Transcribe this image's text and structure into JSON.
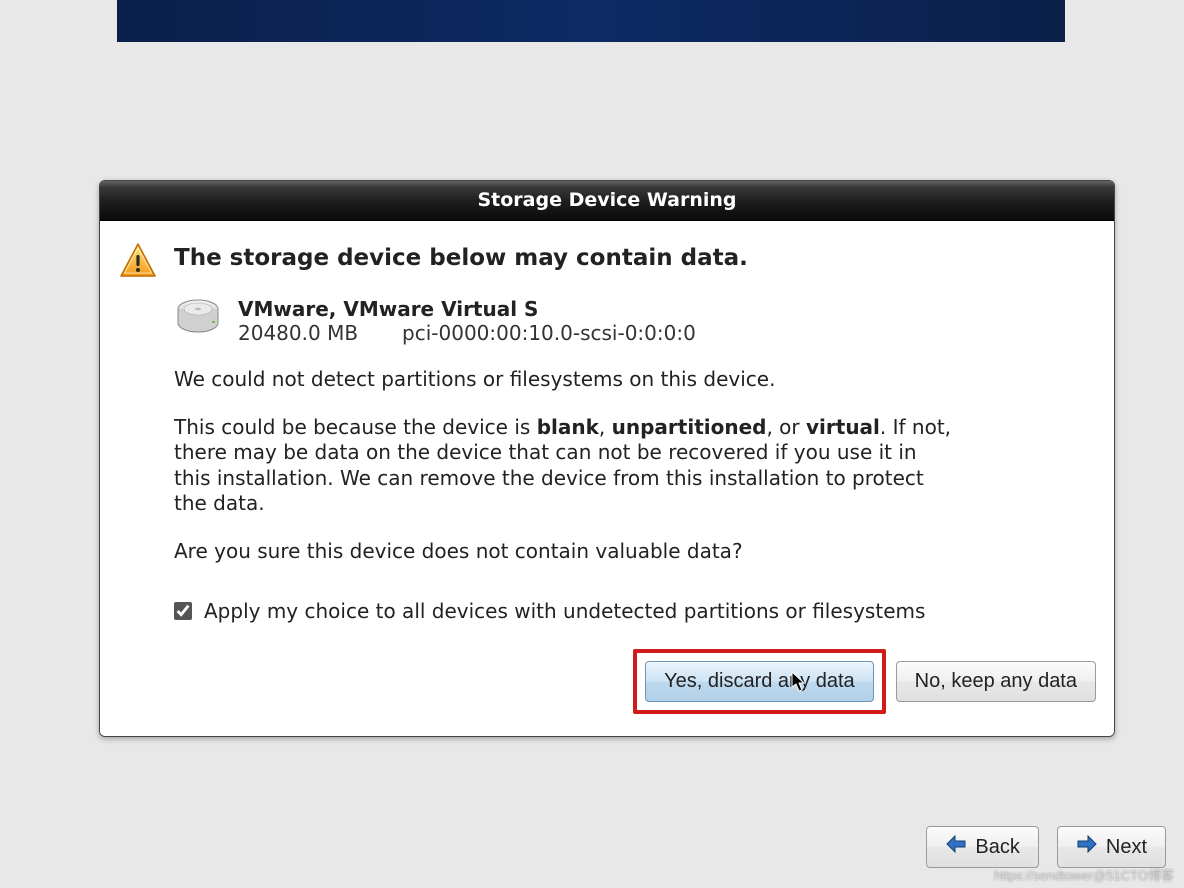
{
  "dialog": {
    "title": "Storage Device Warning",
    "headline": "The storage device below may contain data.",
    "device": {
      "name": "VMware, VMware Virtual S",
      "size": "20480.0 MB",
      "path": "pci-0000:00:10.0-scsi-0:0:0:0"
    },
    "para1": "We could not detect partitions or filesystems on this device.",
    "para2_lead": "This could be because the device is ",
    "para2_b1": "blank",
    "para2_sep1": ", ",
    "para2_b2": "unpartitioned",
    "para2_sep2": ", or ",
    "para2_b3": "virtual",
    "para2_tail": ". If not, there may be data on the device that can not be recovered if you use it in this installation. We can remove the device from this installation to protect the data.",
    "confirm": "Are you sure this device does not contain valuable data?",
    "apply_label": "Apply my choice to all devices with undetected partitions or filesystems",
    "apply_checked": true,
    "yes_label": "Yes, discard any data",
    "no_label": "No, keep any data"
  },
  "footer": {
    "back": "Back",
    "next": "Next"
  },
  "watermark": "https://sendtower@51CTO博客"
}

▸ What to produce: Repeat the records above verbatim, with no pictures in the result.

▸ Task solution:
Transcribe this image's text and structure into JSON.
{
  "dialog": {
    "title": "Storage Device Warning",
    "headline": "The storage device below may contain data.",
    "device": {
      "name": "VMware, VMware Virtual S",
      "size": "20480.0 MB",
      "path": "pci-0000:00:10.0-scsi-0:0:0:0"
    },
    "para1": "We could not detect partitions or filesystems on this device.",
    "para2_lead": "This could be because the device is ",
    "para2_b1": "blank",
    "para2_sep1": ", ",
    "para2_b2": "unpartitioned",
    "para2_sep2": ", or ",
    "para2_b3": "virtual",
    "para2_tail": ". If not, there may be data on the device that can not be recovered if you use it in this installation. We can remove the device from this installation to protect the data.",
    "confirm": "Are you sure this device does not contain valuable data?",
    "apply_label": "Apply my choice to all devices with undetected partitions or filesystems",
    "apply_checked": true,
    "yes_label": "Yes, discard any data",
    "no_label": "No, keep any data"
  },
  "footer": {
    "back": "Back",
    "next": "Next"
  },
  "watermark": "https://sendtower@51CTO博客"
}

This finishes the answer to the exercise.